§ Challenge:
Copy out the rows starting with the line containing "List all visible" and going on through the line containing "legend-item-yes: Yes <box>1789", reproducing each one unchanged.

§ Dataset records:
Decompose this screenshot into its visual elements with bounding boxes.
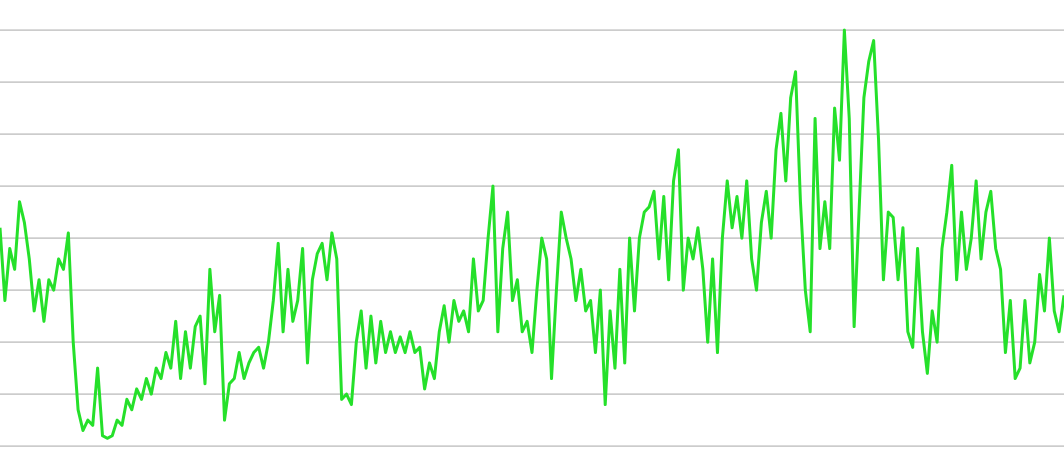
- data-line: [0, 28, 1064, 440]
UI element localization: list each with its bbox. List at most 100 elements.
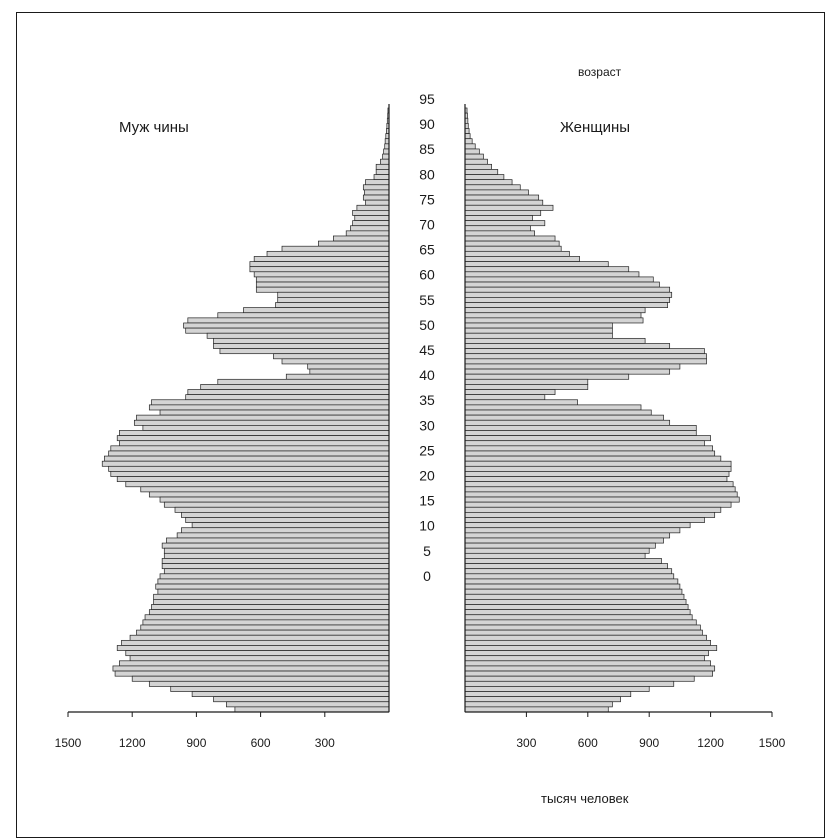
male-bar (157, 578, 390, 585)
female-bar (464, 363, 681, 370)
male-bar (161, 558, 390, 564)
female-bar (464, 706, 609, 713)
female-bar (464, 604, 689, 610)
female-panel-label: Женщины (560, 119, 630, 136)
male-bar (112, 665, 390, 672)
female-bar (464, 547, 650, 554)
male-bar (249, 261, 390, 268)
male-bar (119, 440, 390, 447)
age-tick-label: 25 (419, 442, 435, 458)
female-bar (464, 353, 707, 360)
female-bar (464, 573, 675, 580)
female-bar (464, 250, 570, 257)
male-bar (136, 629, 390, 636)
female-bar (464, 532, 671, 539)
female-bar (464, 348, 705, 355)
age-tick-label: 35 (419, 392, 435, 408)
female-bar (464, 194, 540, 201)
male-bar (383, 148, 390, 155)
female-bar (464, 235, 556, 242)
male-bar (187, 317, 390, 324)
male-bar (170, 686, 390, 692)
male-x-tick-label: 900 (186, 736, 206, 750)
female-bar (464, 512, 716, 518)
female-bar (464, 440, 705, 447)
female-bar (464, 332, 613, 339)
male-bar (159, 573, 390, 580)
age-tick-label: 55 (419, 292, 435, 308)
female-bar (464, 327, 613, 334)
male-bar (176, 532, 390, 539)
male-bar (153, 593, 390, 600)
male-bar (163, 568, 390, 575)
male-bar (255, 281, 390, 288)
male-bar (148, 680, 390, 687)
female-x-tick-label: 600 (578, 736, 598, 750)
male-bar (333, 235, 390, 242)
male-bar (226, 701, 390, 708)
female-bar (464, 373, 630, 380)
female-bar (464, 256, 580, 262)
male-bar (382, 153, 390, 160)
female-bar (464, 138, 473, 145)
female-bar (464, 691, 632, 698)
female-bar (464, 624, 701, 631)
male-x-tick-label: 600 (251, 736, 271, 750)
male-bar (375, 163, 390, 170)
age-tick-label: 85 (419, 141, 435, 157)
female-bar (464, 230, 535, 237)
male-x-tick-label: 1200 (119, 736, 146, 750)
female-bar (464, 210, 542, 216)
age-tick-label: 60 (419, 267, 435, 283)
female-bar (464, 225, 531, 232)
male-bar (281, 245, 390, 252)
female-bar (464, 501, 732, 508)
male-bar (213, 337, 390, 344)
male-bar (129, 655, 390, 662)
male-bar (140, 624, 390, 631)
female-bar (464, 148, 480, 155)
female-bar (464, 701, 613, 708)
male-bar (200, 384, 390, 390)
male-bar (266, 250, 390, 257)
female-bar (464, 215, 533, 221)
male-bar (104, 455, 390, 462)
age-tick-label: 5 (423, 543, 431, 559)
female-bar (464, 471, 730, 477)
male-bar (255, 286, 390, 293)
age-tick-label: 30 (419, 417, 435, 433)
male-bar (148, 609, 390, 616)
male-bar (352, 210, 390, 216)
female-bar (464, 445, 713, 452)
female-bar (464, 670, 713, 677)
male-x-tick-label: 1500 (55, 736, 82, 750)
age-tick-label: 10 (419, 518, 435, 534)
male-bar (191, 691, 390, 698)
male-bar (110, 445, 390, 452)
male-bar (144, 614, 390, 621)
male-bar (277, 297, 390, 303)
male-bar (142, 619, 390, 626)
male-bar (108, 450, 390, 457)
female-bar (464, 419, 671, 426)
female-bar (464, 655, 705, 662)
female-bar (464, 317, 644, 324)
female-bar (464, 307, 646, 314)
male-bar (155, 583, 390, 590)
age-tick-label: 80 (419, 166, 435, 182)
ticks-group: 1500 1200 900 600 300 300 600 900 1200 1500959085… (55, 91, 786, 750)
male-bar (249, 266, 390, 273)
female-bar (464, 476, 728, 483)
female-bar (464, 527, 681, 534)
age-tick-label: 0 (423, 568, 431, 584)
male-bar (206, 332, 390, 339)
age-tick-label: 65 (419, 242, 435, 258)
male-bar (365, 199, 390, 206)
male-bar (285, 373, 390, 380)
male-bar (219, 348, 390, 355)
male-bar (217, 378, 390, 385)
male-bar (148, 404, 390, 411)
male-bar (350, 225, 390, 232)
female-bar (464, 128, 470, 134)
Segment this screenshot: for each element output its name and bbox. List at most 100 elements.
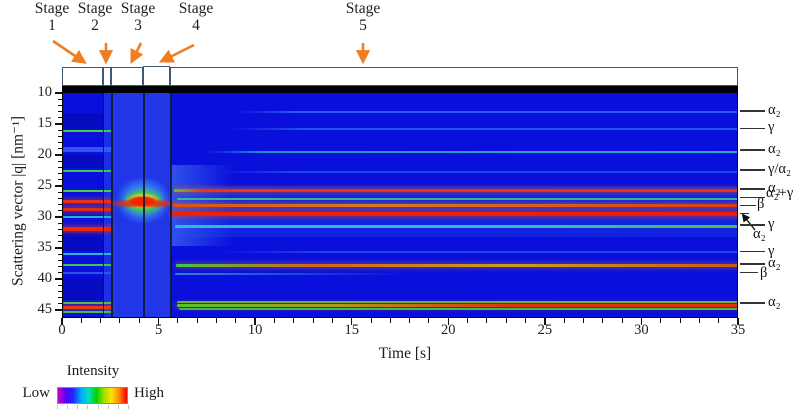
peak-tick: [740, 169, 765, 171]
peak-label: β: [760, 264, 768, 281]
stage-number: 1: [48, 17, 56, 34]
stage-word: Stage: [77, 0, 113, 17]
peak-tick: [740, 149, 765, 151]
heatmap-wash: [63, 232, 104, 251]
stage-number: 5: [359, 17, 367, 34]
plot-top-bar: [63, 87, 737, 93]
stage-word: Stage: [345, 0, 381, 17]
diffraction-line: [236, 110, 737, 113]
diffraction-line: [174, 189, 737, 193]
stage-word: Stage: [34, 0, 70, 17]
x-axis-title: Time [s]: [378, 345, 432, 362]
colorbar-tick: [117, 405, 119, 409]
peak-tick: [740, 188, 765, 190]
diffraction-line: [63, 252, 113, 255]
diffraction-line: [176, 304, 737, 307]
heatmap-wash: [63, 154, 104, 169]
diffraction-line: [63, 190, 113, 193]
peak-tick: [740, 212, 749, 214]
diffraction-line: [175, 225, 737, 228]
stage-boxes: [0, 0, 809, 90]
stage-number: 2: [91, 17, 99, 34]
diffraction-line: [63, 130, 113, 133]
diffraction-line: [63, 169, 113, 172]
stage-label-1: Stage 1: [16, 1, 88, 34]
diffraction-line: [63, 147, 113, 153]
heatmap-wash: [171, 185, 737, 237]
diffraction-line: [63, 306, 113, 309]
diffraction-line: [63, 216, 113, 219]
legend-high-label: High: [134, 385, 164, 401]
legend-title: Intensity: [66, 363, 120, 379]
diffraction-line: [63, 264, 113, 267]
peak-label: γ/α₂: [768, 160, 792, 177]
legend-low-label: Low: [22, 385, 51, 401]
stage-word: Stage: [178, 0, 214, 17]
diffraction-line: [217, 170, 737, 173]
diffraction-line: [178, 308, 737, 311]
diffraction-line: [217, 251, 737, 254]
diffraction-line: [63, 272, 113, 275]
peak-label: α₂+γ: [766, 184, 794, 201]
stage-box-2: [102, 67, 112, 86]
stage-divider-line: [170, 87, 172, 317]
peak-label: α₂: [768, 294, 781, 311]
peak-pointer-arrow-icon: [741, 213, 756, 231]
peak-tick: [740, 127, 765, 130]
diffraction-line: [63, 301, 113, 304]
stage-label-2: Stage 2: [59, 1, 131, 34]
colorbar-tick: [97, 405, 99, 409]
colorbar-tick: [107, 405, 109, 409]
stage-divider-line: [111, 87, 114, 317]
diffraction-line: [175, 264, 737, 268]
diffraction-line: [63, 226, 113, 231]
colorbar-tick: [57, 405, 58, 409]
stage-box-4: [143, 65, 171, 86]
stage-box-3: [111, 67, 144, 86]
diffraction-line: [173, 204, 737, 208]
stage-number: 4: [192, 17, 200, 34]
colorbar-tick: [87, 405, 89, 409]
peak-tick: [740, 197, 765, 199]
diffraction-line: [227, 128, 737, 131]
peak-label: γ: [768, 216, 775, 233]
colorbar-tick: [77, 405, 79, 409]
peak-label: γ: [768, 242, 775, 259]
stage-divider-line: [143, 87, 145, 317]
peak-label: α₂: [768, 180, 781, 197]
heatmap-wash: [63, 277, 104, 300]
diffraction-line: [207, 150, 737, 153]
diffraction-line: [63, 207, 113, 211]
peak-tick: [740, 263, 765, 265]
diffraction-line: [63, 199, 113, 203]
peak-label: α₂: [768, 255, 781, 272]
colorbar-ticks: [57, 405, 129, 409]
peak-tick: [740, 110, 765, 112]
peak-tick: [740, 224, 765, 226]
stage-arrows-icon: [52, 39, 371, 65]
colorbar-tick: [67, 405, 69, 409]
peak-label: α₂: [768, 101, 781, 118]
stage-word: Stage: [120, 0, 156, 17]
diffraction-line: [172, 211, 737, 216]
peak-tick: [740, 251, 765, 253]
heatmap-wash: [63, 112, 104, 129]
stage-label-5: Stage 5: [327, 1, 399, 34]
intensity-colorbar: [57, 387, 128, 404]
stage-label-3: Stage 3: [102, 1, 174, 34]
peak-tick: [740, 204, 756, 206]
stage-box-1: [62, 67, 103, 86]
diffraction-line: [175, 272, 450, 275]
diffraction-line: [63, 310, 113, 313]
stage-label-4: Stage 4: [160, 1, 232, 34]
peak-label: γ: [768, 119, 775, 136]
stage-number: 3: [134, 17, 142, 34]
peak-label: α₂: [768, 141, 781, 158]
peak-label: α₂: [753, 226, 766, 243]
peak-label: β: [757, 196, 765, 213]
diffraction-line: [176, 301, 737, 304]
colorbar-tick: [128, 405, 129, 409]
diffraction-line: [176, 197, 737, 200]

--

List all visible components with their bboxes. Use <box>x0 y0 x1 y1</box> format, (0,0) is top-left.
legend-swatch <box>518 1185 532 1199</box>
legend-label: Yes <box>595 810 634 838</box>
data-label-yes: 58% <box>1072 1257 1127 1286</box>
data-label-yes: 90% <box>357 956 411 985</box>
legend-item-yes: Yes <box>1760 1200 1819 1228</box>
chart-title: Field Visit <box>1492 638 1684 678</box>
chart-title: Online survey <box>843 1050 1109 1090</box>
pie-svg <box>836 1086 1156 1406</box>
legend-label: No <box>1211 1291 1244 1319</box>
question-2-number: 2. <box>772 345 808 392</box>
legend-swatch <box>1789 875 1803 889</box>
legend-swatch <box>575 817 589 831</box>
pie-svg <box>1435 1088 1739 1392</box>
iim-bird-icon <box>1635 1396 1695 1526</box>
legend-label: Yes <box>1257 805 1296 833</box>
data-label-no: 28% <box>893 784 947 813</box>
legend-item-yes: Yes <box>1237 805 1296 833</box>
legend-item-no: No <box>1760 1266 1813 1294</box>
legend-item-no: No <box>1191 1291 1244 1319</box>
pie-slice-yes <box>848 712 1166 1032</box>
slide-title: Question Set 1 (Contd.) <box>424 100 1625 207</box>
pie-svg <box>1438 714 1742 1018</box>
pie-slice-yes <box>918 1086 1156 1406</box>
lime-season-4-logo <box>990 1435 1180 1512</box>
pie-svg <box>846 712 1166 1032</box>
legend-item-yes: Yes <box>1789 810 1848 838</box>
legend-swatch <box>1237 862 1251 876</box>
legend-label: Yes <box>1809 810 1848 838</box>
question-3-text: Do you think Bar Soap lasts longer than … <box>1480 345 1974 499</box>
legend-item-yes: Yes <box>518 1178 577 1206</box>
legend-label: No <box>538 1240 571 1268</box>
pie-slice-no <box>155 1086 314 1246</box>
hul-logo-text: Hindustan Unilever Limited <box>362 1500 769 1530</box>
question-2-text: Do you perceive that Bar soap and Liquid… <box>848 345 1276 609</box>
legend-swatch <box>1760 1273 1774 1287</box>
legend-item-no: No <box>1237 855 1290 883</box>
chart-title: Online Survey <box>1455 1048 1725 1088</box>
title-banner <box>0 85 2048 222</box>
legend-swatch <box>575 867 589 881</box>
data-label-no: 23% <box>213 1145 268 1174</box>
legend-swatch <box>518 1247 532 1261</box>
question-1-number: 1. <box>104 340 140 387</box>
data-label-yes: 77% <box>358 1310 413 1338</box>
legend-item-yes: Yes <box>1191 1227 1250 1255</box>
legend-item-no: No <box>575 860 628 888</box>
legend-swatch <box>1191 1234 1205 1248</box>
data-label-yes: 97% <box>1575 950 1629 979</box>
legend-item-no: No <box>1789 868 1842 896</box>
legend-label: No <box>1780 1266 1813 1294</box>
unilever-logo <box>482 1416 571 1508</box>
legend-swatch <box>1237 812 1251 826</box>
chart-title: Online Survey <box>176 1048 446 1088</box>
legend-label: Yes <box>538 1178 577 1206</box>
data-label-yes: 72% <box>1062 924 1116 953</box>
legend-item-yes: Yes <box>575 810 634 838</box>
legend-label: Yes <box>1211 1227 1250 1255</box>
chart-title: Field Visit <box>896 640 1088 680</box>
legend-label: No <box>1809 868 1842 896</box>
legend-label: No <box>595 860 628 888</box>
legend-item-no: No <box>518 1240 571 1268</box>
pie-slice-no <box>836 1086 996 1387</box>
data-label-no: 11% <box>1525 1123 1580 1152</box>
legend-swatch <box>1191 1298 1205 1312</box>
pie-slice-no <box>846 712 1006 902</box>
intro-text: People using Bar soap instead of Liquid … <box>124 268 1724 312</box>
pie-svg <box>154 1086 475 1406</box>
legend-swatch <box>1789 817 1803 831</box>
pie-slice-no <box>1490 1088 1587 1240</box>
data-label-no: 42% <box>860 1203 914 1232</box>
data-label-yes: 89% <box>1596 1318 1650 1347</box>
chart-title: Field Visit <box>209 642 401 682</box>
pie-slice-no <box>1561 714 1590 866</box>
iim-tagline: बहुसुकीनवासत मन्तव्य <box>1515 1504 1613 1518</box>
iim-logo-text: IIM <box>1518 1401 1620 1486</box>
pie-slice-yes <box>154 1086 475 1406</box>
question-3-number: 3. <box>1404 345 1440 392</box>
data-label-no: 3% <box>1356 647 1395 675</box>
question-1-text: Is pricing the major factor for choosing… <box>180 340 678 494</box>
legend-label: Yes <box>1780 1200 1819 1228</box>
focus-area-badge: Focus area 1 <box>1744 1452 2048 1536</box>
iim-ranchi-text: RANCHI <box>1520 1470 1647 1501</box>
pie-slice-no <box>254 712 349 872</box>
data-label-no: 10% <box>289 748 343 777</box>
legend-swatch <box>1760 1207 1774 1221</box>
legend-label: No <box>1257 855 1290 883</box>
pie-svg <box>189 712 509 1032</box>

§ Problem solution:
List all visible components with their bboxes. Use <box>x0 y0 x1 y1</box> format, (0,0) is top-left.
legend-swatch <box>518 1185 532 1199</box>
legend-label: Yes <box>595 810 634 838</box>
data-label-yes: 58% <box>1072 1257 1127 1286</box>
data-label-yes: 90% <box>357 956 411 985</box>
legend-item-yes: Yes <box>1760 1200 1819 1228</box>
chart-title: Field Visit <box>1492 638 1684 678</box>
chart-title: Online survey <box>843 1050 1109 1090</box>
pie-svg <box>836 1086 1156 1406</box>
legend-label: No <box>1211 1291 1244 1319</box>
question-2-number: 2. <box>772 345 808 392</box>
legend-swatch <box>1789 875 1803 889</box>
legend-swatch <box>575 817 589 831</box>
pie-svg <box>1435 1088 1739 1392</box>
iim-bird-icon <box>1635 1396 1695 1526</box>
legend-label: Yes <box>1257 805 1296 833</box>
data-label-no: 28% <box>893 784 947 813</box>
legend-item-yes: Yes <box>1237 805 1296 833</box>
legend-item-no: No <box>1760 1266 1813 1294</box>
legend-item-no: No <box>1191 1291 1244 1319</box>
pie-slice-yes <box>848 712 1166 1032</box>
slide-title: Question Set 1 (Contd.) <box>424 100 1625 207</box>
pie-svg <box>1438 714 1742 1018</box>
pie-slice-yes <box>918 1086 1156 1406</box>
lime-season-4-logo <box>990 1435 1180 1512</box>
pie-svg <box>846 712 1166 1032</box>
legend-item-yes: Yes <box>1789 810 1848 838</box>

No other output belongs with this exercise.